» **PROBLEM**:
Each entry below should be reproduced character for character.

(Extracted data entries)
++++++++++++++++++++

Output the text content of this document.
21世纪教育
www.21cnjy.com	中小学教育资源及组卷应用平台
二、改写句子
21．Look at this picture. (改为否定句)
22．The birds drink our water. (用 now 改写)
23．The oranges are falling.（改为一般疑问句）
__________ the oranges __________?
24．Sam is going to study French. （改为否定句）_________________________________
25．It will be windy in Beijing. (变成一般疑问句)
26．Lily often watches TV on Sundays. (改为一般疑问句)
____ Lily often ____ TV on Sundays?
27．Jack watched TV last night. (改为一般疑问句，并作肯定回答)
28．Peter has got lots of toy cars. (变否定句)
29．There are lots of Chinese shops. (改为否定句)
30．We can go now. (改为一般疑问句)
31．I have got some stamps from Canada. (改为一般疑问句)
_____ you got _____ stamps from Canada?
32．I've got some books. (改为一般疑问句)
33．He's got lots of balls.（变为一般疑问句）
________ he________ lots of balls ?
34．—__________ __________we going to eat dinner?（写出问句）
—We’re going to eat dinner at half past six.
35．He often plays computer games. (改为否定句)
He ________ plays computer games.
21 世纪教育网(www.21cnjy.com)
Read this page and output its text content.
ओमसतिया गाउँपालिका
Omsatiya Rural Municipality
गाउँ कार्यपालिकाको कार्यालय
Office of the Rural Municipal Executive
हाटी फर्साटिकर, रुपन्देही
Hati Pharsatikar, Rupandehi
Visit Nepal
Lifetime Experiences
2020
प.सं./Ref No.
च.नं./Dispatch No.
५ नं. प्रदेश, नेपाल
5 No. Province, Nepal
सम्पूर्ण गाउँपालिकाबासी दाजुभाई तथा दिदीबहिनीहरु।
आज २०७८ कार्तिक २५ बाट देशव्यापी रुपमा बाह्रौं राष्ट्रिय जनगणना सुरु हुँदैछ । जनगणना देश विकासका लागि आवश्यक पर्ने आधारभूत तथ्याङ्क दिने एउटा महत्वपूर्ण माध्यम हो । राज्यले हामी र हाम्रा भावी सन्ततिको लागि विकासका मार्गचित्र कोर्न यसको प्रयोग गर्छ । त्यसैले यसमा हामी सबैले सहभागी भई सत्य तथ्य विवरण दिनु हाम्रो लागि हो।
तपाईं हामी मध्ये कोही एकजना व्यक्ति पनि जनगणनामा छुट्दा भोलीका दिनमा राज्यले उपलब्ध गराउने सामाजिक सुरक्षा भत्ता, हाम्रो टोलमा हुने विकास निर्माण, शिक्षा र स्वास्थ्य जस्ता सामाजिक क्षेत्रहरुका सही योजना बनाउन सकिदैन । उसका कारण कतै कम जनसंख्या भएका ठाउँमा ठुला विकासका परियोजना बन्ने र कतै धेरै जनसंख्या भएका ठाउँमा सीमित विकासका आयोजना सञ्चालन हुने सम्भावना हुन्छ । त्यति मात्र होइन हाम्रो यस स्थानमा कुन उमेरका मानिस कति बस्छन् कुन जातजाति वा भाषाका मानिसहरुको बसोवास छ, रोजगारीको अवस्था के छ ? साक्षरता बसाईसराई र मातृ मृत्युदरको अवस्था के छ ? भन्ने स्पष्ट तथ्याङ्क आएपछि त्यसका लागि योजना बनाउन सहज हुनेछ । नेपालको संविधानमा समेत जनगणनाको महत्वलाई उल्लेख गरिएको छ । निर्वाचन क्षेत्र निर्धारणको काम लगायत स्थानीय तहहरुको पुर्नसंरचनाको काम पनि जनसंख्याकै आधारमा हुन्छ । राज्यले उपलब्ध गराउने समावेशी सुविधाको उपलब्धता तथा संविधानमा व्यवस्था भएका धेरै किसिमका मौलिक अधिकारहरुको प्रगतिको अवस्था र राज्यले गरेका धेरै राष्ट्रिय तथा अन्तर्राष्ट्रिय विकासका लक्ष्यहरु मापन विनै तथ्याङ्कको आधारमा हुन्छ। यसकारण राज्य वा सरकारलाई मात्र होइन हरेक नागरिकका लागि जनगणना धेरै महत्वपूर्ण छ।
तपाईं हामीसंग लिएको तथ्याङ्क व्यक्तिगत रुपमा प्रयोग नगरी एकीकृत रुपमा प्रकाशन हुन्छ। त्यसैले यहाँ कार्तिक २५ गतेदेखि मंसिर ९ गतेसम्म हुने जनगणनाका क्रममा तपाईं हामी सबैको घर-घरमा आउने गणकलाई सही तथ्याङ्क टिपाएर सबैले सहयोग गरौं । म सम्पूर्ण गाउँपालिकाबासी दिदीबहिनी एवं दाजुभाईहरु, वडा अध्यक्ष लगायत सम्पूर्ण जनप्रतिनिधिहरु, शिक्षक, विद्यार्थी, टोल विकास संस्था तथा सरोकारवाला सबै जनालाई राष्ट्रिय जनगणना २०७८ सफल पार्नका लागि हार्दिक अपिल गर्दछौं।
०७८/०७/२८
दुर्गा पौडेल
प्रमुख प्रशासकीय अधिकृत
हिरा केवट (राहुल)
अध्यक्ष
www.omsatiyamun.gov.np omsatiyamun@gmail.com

++++++++++++++++++++

» **EXERCISE OUTPUT**:
Output the text content of this document.
21世纪教育
www.21cnjy.com	中小学教育资源及组卷应用平台
二、改写句子
21．Look at this picture. (改为否定句)
22．The birds drink our water. (用 now 改写)
23．The oranges are falling.（改为一般疑问句）
__________ the oranges __________?
24．Sam is going to study French. （改为否定句）_________________________________
25．It will be windy in Beijing. (变成一般疑问句)
26．Lily often watches TV on Sundays. (改为一般疑问句)
____ Lily often ____ TV on Sundays?
27．Jack watched TV last night. (改为一般疑问句，并作肯定回答)
28．Peter has got lots of toy cars. (变否定句)
29．There are lots of Chinese shops. (改为否定句)
30．We can go now. (改为一般疑问句)
31．I have got some stamps from Canada. (改为一般疑问句)
_____ you got _____ stamps from Canada?
32．I've got some books. (改为一般疑问句)
33．He's got lots of balls.（变为一般疑问句）
________ he________ lots of balls ?
34．—__________ __________we going to eat dinner?（写出问句）
—We’re going to eat dinner at half past six.
35．He often plays computer games. (改为否定句)
He ________ plays computer games.
21 世纪教育网(www.21cnjy.com)
Read this page and output its text content.
ओमसतिया गाउँपालिका
Omsatiya Rural Municipality
गाउँ कार्यपालिकाको कार्यालय
Office of the Rural Municipal Executive
हाटी फर्साटिकर, रुपन्देही
Hati Pharsatikar, Rupandehi
Visit Nepal
Lifetime Experiences
2020
प.सं./Ref No.
च.नं./Dispatch No.
५ नं. प्रदेश, नेपाल
5 No. Province, Nepal
सम्पूर्ण गाउँपालिकाबासी दाजुभाई तथा दिदीबहिनीहरु।
आज २०७८ कार्तिक २५ बाट देशव्यापी रुपमा बाह्रौं राष्ट्रिय जनगणना सुरु हुँदैछ । जनगणना देश विकासका लागि आवश्यक पर्ने आधारभूत तथ्याङ्क दिने एउटा महत्वपूर्ण माध्यम हो । राज्यले हामी र हाम्रा भावी सन्ततिको लागि विकासका मार्गचित्र कोर्न यसको प्रयोग गर्छ । त्यसैले यसमा हामी सबैले सहभागी भई सत्य तथ्य विवरण दिनु हाम्रो लागि हो।
तपाईं हामी मध्ये कोही एकजना व्यक्ति पनि जनगणनामा छुट्दा भोलीका दिनमा राज्यले उपलब्ध गराउने सामाजिक सुरक्षा भत्ता, हाम्रो टोलमा हुने विकास निर्माण, शिक्षा र स्वास्थ्य जस्ता सामाजिक क्षेत्रहरुका सही योजना बनाउन सकिदैन । उसका कारण कतै कम जनसंख्या भएका ठाउँमा ठुला विकासका परियोजना बन्ने र कतै धेरै जनसंख्या भएका ठाउँमा सीमित विकासका आयोजना सञ्चालन हुने सम्भावना हुन्छ । त्यति मात्र होइन हाम्रो यस स्थानमा कुन उमेरका मानिस कति बस्छन् कुन जातजाति वा भाषाका मानिसहरुको बसोवास छ, रोजगारीको अवस्था के छ ? साक्षरता बसाईसराई र मातृ मृत्युदरको अवस्था के छ ? भन्ने स्पष्ट तथ्याङ्क आएपछि त्यसका लागि योजना बनाउन सहज हुनेछ । नेपालको संविधानमा समेत जनगणनाको महत्वलाई उल्लेख गरिएको छ । निर्वाचन क्षेत्र निर्धारणको काम लगायत स्थानीय तहहरुको पुर्नसंरचनाको काम पनि जनसंख्याकै आधारमा हुन्छ । राज्यले उपलब्ध गराउने समावेशी सुविधाको उपलब्धता तथा संविधानमा व्यवस्था भएका धेरै किसिमका मौलिक अधिकारहरुको प्रगतिको अवस्था र राज्यले गरेका धेरै राष्ट्रिय तथा अन्तर्राष्ट्रिय विकासका लक्ष्यहरु मापन विनै तथ्याङ्कको आधारमा हुन्छ। यसकारण राज्य वा सरकारलाई मात्र होइन हरेक नागरिकका लागि जनगणना धेरै महत्वपूर्ण छ।
तपाईं हामीसंग लिएको तथ्याङ्क व्यक्तिगत रुपमा प्रयोग नगरी एकीकृत रुपमा प्रकाशन हुन्छ। त्यसैले यहाँ कार्तिक २५ गतेदेखि मंसिर ९ गतेसम्म हुने जनगणनाका क्रममा तपाईं हामी सबैको घर-घरमा आउने गणकलाई सही तथ्याङ्क टिपाएर सबैले सहयोग गरौं । म सम्पूर्ण गाउँपालिकाबासी दिदीबहिनी एवं दाजुभाईहरु, वडा अध्यक्ष लगायत सम्पूर्ण जनप्रतिनिधिहरु, शिक्षक, विद्यार्थी, टोल विकास संस्था तथा सरोकारवाला सबै जनालाई राष्ट्रिय जनगणना २०७८ सफल पार्नका लागि हार्दिक अपिल गर्दछौं।
०७८/०७/२८
दुर्गा पौडेल
प्रमुख प्रशासकीय अधिकृत
हिरा केवट (राहुल)
अध्यक्ष
www.omsatiyamun.gov.np omsatiyamun@gmail.com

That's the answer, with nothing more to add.